▸ PROBLEM STATEMENT
Where does the string "anak" appear in the records? Copy every line that contains it.

▸ DATA LISTING
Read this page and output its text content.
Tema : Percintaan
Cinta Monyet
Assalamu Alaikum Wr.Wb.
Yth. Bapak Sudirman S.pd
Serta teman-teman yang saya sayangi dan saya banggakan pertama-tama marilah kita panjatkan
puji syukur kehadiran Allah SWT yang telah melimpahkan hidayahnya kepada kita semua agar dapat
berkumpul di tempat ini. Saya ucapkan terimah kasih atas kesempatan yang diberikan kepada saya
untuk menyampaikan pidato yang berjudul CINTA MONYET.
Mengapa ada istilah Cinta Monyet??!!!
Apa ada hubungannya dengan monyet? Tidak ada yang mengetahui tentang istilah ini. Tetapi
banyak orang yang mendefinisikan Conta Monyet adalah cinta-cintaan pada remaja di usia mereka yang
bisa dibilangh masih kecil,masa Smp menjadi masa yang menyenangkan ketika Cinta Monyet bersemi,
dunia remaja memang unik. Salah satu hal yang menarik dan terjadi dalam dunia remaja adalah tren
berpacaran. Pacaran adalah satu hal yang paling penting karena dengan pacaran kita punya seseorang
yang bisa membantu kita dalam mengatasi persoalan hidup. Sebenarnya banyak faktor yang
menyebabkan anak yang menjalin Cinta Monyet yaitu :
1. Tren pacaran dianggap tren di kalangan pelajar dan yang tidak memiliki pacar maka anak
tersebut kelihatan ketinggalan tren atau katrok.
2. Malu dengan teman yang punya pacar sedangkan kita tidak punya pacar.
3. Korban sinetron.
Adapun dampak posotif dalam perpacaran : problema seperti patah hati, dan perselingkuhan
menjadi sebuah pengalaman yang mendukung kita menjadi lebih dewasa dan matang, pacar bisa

▸ TASK RESULT
menyebabkan anak yang menjalin Cinta Monyet yaitu :
1. Tren pacaran dianggap tren di kalangan pelajar dan yang tidak memiliki pacar maka anak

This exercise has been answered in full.